**What needs to be done**: Count the lines containing "meet". Give the number alone.

**Data entries**:
--- Start ---

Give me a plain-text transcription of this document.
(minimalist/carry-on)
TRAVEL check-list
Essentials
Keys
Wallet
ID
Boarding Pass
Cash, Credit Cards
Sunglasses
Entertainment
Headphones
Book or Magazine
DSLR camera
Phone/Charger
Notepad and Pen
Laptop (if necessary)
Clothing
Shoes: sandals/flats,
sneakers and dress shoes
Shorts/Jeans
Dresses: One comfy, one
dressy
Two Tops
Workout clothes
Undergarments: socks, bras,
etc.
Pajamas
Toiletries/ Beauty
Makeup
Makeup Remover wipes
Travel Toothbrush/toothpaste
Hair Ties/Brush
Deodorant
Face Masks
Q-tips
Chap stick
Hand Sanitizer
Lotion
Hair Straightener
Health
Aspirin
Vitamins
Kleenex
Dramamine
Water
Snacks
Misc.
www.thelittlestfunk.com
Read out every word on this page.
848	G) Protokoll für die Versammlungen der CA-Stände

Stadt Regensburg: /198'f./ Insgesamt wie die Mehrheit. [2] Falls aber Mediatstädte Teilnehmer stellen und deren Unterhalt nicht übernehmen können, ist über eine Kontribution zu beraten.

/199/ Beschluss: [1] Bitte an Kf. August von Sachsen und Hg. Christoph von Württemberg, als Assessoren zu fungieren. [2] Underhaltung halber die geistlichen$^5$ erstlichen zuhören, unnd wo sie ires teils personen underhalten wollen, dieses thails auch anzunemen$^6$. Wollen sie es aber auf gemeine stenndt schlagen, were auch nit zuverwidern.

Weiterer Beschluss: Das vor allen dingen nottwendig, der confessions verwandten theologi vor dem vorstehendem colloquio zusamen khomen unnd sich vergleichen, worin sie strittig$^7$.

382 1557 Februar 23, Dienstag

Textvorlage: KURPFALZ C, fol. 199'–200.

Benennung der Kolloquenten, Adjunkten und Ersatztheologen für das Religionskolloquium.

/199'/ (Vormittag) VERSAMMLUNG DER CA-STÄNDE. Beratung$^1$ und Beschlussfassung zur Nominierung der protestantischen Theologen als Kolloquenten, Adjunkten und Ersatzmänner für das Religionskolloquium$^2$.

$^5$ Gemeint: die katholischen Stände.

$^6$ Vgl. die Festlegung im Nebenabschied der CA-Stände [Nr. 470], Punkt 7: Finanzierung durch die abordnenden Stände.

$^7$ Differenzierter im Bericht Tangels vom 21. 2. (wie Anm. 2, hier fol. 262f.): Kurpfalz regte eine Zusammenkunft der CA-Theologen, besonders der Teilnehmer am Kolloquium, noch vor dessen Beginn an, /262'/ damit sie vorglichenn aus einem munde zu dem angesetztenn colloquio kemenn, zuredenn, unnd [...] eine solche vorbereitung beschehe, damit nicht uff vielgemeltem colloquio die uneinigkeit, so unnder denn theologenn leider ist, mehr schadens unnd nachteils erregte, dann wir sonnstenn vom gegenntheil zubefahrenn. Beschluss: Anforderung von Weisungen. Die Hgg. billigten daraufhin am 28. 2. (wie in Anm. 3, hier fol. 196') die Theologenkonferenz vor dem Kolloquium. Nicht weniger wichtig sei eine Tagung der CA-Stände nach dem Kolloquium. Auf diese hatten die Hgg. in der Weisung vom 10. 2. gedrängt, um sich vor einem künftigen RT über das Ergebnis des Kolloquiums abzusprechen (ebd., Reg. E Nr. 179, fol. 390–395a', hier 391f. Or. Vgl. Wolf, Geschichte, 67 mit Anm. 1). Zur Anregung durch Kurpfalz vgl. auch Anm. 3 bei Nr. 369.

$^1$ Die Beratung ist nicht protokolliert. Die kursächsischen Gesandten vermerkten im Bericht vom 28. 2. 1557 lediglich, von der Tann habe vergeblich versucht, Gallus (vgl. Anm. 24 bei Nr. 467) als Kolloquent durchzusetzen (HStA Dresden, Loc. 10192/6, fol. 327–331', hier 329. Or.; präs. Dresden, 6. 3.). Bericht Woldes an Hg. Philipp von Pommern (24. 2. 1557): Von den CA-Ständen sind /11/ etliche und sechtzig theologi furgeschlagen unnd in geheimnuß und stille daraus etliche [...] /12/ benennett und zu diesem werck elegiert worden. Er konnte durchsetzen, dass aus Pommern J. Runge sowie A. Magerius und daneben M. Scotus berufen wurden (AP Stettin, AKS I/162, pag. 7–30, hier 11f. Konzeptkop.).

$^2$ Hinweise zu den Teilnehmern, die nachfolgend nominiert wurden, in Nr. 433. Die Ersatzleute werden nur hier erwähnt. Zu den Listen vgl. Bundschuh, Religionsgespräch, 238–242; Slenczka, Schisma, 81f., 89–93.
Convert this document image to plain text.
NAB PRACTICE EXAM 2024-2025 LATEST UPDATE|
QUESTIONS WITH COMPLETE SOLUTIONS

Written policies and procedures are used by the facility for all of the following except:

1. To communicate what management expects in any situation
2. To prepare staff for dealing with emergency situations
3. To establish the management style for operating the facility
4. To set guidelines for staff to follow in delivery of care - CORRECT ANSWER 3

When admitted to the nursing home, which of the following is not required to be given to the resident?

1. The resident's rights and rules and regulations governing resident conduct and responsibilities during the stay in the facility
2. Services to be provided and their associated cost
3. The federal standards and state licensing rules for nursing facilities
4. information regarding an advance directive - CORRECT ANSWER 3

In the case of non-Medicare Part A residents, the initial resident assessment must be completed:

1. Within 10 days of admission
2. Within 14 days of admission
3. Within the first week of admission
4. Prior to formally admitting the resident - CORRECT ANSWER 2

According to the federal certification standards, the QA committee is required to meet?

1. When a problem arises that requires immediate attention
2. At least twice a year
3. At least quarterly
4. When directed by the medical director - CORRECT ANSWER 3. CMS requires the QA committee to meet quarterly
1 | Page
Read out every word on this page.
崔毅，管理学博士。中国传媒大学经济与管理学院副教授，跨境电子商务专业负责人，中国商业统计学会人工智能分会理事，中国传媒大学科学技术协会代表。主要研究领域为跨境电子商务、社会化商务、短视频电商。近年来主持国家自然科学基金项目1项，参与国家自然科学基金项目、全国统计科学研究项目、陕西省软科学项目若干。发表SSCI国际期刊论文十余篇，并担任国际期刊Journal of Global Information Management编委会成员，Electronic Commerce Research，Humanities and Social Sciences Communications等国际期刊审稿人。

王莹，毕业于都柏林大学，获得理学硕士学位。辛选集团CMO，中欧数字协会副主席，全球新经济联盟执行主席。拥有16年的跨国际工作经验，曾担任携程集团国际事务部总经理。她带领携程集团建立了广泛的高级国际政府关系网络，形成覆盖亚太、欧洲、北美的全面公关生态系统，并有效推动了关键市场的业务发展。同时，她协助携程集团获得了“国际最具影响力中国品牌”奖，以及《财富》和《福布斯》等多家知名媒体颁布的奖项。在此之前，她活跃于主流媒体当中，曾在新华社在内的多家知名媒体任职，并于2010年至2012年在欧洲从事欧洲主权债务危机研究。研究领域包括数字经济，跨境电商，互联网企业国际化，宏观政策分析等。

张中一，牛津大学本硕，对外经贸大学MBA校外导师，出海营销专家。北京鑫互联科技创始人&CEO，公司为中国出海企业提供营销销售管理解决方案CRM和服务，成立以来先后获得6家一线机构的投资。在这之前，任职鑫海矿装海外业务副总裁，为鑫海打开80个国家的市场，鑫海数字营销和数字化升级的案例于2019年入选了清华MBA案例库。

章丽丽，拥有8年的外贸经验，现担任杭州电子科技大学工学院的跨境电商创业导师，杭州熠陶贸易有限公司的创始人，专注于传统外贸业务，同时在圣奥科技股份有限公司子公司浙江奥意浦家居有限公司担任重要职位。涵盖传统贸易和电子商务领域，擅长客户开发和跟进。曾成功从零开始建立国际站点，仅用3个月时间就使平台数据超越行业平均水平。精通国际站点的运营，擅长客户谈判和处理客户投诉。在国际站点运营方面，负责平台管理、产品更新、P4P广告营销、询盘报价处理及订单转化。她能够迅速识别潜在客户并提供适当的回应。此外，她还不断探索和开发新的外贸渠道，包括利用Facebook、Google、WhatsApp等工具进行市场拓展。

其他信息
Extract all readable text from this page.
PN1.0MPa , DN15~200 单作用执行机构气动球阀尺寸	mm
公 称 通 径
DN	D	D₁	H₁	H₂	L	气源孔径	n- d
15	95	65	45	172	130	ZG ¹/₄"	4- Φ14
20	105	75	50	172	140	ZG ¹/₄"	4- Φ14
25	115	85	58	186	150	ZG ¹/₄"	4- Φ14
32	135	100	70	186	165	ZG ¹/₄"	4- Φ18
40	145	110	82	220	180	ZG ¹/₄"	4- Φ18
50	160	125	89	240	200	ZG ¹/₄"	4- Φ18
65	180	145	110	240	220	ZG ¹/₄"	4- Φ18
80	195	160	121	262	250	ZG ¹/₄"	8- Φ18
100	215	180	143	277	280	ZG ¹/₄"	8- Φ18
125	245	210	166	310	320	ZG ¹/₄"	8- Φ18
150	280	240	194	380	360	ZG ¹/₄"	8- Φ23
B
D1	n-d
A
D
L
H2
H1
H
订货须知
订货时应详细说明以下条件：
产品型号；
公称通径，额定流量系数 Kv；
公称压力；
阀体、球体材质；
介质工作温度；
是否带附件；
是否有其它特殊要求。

--- End ---

**Result for this task**: 2